● TASK LIST:
a - In the judgment excerpt, edit the part from "In addition, it" to "agreement was sought." by replacing "founding affidavit" with "initial affidavit", and give that part again.
b - Please rewrite the paragraph of the judgment excerpt that begins "A mere explanation however does not suffice" in a shorter form that keeps its main facts.
c - Write the next part of the judgment excerpt, picking up after the point where it stops.

***** QUOTED PASSAGE *****

In opposition the respondent argues that the applicant despite having
had knowledge of the judgment since 9 December 2019 had
waited until
18 March 2020 to launch this application.
[16]
In addition that the reliance placed on the lockdown as a reason for
the delay is misleading as the lockdown only commenced at
midnight on
25 March 2020 whereas the founding affidavit was already deposed to
prior thereto on 16 March 2020 and the application
subsequently
issued on 18 March 2020. As such the respondent argues that the
lockdown had no influence on the applicant’s
preparations to
finalise the application.
[17]
19.
The present application, as mentioned, contains no prayer for
condonation. Such failure in my view, is not of necessity destructive
to the application more so in circumstances where the affidavit sets
out an explanation for the lateness in bringing the application.
20.
A mere explanation however does not suffice. The explanation has to
be a reasonable explanation as to the circumstances which
brought
about the delay from first gaining knowledge of the judgment, until
ultimately when the application was launched. In the
present instance
a period of three months had lapsed until the application was
ultimately launched. The explanation for the delay
during this period
of three months, to my mind cannot be regarded as completely
satisfactory, but because the issues raised in
this application is an
important matter for the applicant, I deem it necessary to grant the
applicant condonation and to deal with
the merits of the application.
21.
As to the remainder of the merits of the application, in his replying
affidavit, the applicant for the first time had proffered
an
explanation as to his absence at the hearing when the summary
judgment was entered against his name. This explanation explaining
his default, is a matter which ought to have been canvassed by the
applicant in his founding affidavit and not one which should
for the
first time be explained by him in a replying affidavit. It matters
not, that this point was raised by the respondent in
its answering
affidavit which brought about an explanation on his part.
22.
In addition, it is further settled law that in motion proceedings an
applicant’s case is made out in his founding affidavit.
No such
explanation is contained in the founding affidavit.
23.
In the absence thereof, no further consideration will be given to
this point.
24.
As previously mentioned, it is the applicant’s case that at the
time that the judgment was granted the arrears was settled
and as
such the respondent was not entitled to the judgment, wherein amongst
other cancellation of the agreement was sought.
25.
Differently put, the application is premised on the provisions of
section 129(3) and (4) of the National Credit Act, Act 34
of 2005
read with the judgment of Nkata v Firstrand Bank Ltd
2016 (4) SA 257
(CC).
26.

***** DATA SECTION *****

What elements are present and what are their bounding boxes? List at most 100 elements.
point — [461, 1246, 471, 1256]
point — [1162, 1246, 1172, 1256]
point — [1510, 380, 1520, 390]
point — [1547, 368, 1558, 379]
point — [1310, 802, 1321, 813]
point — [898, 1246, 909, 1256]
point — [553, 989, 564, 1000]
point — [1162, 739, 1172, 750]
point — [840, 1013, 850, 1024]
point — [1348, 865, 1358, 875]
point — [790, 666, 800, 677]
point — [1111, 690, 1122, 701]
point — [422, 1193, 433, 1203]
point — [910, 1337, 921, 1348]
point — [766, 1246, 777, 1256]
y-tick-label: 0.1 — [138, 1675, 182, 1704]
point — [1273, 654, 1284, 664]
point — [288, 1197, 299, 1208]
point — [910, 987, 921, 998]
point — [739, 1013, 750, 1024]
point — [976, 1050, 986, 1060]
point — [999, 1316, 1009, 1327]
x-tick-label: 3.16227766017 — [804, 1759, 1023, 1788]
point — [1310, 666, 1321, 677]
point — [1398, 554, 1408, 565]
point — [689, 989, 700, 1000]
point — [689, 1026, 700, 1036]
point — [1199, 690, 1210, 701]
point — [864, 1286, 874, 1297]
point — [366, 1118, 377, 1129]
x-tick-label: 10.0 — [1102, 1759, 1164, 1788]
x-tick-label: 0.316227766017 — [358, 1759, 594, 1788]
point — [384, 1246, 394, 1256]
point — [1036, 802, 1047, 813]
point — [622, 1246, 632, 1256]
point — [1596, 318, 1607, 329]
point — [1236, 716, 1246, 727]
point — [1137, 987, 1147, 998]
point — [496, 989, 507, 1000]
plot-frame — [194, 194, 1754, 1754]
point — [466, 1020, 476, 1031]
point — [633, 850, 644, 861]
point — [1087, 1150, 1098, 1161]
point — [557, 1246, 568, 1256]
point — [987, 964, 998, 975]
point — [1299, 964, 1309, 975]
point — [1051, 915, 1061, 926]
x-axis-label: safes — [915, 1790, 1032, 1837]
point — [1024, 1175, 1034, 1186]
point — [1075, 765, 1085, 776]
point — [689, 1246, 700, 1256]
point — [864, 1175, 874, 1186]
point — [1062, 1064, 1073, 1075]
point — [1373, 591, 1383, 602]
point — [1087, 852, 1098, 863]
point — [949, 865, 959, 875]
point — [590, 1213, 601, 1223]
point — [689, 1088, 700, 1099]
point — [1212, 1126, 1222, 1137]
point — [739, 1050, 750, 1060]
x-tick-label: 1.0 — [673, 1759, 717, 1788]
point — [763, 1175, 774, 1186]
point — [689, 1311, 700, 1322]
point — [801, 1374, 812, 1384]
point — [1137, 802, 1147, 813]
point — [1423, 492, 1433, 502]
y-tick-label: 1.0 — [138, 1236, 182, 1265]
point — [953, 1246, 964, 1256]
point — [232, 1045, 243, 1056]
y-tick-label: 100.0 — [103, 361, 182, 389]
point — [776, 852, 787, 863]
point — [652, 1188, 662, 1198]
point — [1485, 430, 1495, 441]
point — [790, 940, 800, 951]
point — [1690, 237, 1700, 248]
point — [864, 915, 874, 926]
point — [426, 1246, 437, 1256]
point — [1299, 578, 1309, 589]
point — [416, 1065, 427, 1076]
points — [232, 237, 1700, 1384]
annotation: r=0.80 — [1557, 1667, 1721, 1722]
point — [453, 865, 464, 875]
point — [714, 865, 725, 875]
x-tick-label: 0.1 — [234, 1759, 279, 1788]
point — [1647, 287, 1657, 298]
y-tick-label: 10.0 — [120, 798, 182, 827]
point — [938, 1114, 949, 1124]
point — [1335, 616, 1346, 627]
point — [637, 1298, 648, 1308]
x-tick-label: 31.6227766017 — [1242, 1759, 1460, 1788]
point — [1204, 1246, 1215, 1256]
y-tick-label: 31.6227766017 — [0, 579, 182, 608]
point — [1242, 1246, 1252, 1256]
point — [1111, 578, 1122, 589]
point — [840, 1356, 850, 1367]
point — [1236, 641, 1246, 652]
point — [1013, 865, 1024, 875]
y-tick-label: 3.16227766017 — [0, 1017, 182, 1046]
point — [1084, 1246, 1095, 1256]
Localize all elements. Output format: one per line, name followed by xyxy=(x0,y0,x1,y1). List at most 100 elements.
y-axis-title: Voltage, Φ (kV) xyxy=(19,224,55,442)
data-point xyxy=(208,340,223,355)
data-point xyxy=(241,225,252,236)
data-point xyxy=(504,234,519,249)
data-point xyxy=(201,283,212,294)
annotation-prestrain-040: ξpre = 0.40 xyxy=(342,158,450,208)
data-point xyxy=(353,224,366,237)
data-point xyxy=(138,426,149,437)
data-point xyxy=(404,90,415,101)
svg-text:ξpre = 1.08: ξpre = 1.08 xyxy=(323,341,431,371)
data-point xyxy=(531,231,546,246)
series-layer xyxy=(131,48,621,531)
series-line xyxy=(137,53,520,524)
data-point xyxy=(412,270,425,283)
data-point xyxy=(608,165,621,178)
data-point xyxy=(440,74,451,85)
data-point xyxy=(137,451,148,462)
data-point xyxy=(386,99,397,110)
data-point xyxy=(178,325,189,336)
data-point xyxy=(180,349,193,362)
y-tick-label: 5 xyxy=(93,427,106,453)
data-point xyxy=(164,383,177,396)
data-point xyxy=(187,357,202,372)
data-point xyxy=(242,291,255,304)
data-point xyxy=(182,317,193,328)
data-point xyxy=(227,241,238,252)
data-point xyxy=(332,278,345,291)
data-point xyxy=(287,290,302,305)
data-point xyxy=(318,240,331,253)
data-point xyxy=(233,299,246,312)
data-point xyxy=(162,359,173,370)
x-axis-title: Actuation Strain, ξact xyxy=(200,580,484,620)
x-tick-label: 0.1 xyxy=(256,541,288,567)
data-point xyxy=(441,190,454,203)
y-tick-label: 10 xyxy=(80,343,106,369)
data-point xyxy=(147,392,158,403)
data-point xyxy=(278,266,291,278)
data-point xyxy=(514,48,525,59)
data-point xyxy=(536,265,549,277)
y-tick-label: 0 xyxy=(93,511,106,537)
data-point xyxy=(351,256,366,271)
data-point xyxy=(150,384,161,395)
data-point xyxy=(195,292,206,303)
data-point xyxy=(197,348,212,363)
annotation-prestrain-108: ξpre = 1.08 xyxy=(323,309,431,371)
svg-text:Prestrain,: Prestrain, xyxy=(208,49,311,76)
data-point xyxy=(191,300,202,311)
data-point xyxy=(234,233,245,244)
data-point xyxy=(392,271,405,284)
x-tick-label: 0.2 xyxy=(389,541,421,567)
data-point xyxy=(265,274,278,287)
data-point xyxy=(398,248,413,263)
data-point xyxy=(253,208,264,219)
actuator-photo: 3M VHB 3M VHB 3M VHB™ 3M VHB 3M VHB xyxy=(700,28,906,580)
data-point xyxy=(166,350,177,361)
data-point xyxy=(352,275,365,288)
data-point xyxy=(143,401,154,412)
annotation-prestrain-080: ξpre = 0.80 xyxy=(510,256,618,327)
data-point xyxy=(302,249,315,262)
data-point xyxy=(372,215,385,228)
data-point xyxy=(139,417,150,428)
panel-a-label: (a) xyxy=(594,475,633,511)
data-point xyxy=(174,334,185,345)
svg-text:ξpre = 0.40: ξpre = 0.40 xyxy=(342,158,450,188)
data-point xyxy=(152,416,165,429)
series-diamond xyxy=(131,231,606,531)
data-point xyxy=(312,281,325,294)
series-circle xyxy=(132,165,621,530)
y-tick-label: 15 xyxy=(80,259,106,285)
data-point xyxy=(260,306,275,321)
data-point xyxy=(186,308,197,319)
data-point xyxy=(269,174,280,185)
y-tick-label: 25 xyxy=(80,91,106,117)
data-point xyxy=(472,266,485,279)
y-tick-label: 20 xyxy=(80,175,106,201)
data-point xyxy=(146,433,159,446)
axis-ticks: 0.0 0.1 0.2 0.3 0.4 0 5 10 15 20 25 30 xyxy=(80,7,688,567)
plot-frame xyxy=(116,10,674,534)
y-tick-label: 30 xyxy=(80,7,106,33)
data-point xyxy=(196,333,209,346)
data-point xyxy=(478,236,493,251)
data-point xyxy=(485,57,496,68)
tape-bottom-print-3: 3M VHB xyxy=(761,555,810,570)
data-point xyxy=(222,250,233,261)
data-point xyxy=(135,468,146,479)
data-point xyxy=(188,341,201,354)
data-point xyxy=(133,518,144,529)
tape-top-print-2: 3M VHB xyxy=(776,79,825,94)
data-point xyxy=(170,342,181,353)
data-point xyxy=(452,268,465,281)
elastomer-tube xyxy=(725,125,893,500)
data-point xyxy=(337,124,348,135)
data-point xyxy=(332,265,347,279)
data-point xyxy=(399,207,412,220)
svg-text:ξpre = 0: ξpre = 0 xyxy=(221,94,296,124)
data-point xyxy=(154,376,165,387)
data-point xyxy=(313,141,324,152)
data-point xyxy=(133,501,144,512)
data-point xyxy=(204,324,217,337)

*****

● TASK ANSWERS:
a -
In addition, it is further settled law that in motion proceedings an
applicant’s case is made out in his initial affidavit.
No such
explanation is contained in the initial affidavit.
23.
In the absence thereof, no further consideration will be given to
this point.
24.
As previously mentioned, it is the applicant’s case that at the
time that the judgment was granted the arrears was settled
and as
such the respondent was not entitled to the judgment, wherein amongst
other cancellation of the agreement was sought.

b - An explanation alone is not enough. It must reasonably account for the delay from when the applicant first learned of the judgment until the application was launched. Here three months passed, and the explanation for that delay is not completely satisfactory. Even so, because the issues are important to the applicant, the court grants condonation and will deal with the merits.

c -
The relevant sections contained in the National Credit Act,
[18]
is quoted hereunder for ease of reference:
“
(3)
Subject to subsection (4), a consumer may at any time
before the credit provider has cancelled the agreement, remedy
a
default in such credit agreement by paying to the credit provider all
amounts that are overdue, together with the credit provider's
prescribed default administration charges and reasonable costs of
enforcing the agreement up to the time the default was remedied.
(4)
A credit provider may not reinstate or revive a credit agreement
after-
(a)
the sale of any property pursuant to-
(i)
an attachment order; or
(ii)
surrender of property in terms of section 127;
(b)
the execution of any other court order enforcing that agreement; or
(c)
the termination thereof in accordance with section 123.”
27.
On
point it is the respondent’s case that the applicant’s
account was in arrears in the amount of R46 167.09 at
the time
when the summary judgment was entered and that the agreement between
the parties was thereafter cancelled. Furthermore,
that after the
agreement was cancelled that the applicant proceeded to make further
payments in settlement of the arrears and that
despite the settlement
of the arrears the agreement could not be reinstated as the arrears
were settled subsequent to the cancellation.
[19]
As such the respondent contends that the applicant cannot rely on
this as a defence and as a ground of rescission in terms of Rule
42
as same was not available to the applicant when the order was
granted.
28.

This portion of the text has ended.